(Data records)
○ ○ ○

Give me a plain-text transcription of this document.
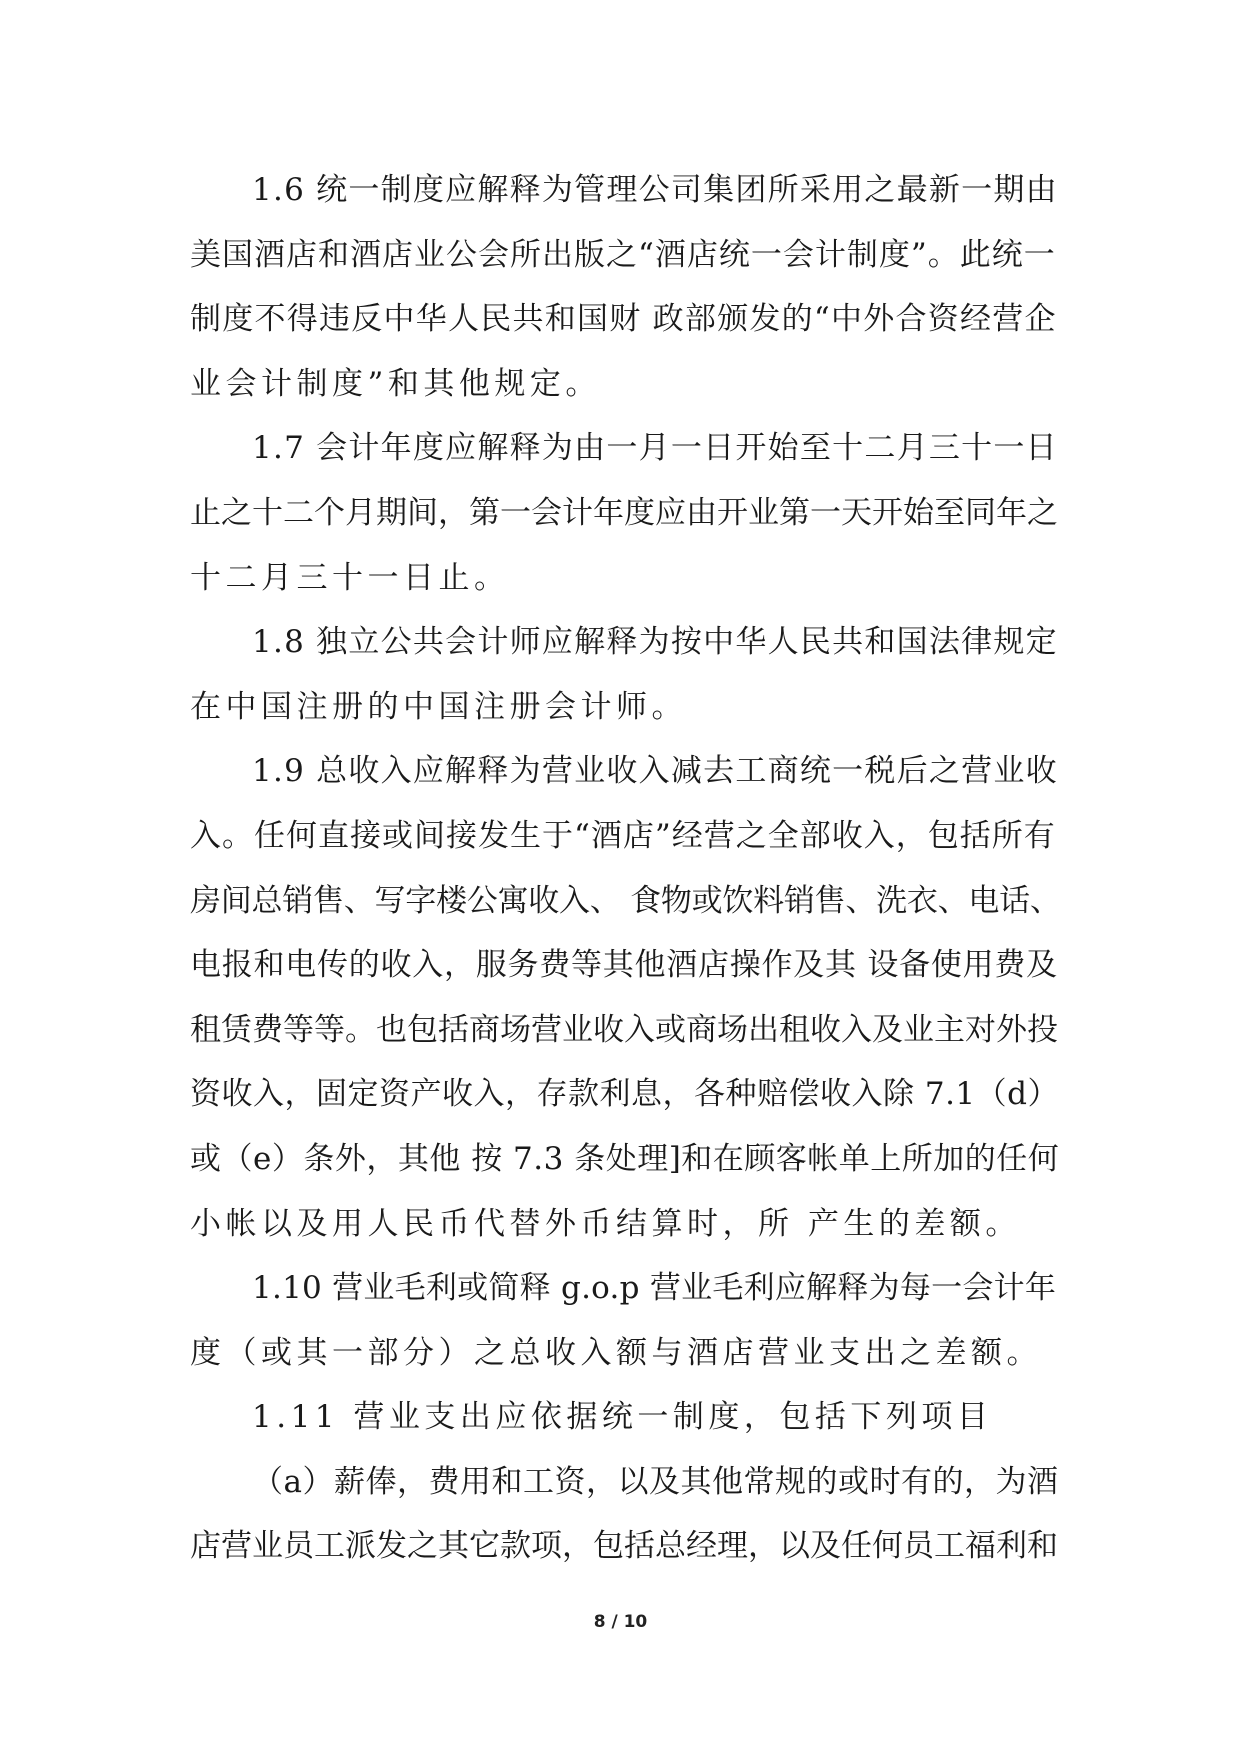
1.6 统一制度应解释为管理公司集团所采用之最新一期由
美国酒店和酒店业公会所出版之“酒店统一会计制度”。此统一
制度不得违反中华人民共和国财 政部颁发的“中外合资经营企
业会计制度”和其他规定。
1.7 会计年度应解释为由一月一日开始至十二月三十一日
止之十二个月期间，第一会计年度应由开业第一天开始至同年之
十二月三十一日止。
1.8 独立公共会计师应解释为按中华人民共和国法律规定
在中国注册的中国注册会计师。
1.9 总收入应解释为营业收入减去工商统一税后之营业收
入。任何直接或间接发生于“酒店”经营之全部收入，包括所有
房间总销售、写字楼公寓收入、 食物或饮料销售、洗衣、电话、
电报和电传的收入，服务费等其他酒店操作及其 设备使用费及
租赁费等等。也包括商场营业收入或商场出租收入及业主对外投
资收入，固定资产收入，存款利息，各种赔偿收入除 7.1（d）
或（e）条外，其他 按 7.3 条处理]和在顾客帐单上所加的任何
小帐以及用人民币代替外币结算时，所 产生的差额。
1.10 营业毛利或简释 g.o.p 营业毛利应解释为每一会计年
度（或其一部分）之总收入额与酒店营业支出之差额。
1.11 营业支出应依据统一制度，包括下列项目
（a）薪俸，费用和工资，以及其他常规的或时有的，为酒
店营业员工派发之其它款项，包括总经理，以及任何员工福利和
8 / 10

○ ○ ○

#### [Task directions]
Images do not belong in the copy; reproduce all other parts of the records above verbatim.

#### [Correct answer]
Give me a plain-text transcription of this document.
1.6 统一制度应解释为管理公司集团所采用之最新一期由
美国酒店和酒店业公会所出版之“酒店统一会计制度”。此统一
制度不得违反中华人民共和国财 政部颁发的“中外合资经营企
业会计制度”和其他规定。
1.7 会计年度应解释为由一月一日开始至十二月三十一日
止之十二个月期间，第一会计年度应由开业第一天开始至同年之
十二月三十一日止。
1.8 独立公共会计师应解释为按中华人民共和国法律规定
在中国注册的中国注册会计师。
1.9 总收入应解释为营业收入减去工商统一税后之营业收
入。任何直接或间接发生于“酒店”经营之全部收入，包括所有
房间总销售、写字楼公寓收入、 食物或饮料销售、洗衣、电话、
电报和电传的收入，服务费等其他酒店操作及其 设备使用费及
租赁费等等。也包括商场营业收入或商场出租收入及业主对外投
资收入，固定资产收入，存款利息，各种赔偿收入除 7.1（d）
或（e）条外，其他 按 7.3 条处理]和在顾客帐单上所加的任何
小帐以及用人民币代替外币结算时，所 产生的差额。
1.10 营业毛利或简释 g.o.p 营业毛利应解释为每一会计年
度（或其一部分）之总收入额与酒店营业支出之差额。
1.11 营业支出应依据统一制度，包括下列项目
（a）薪俸，费用和工资，以及其他常规的或时有的，为酒
店营业员工派发之其它款项，包括总经理，以及任何员工福利和
8 / 10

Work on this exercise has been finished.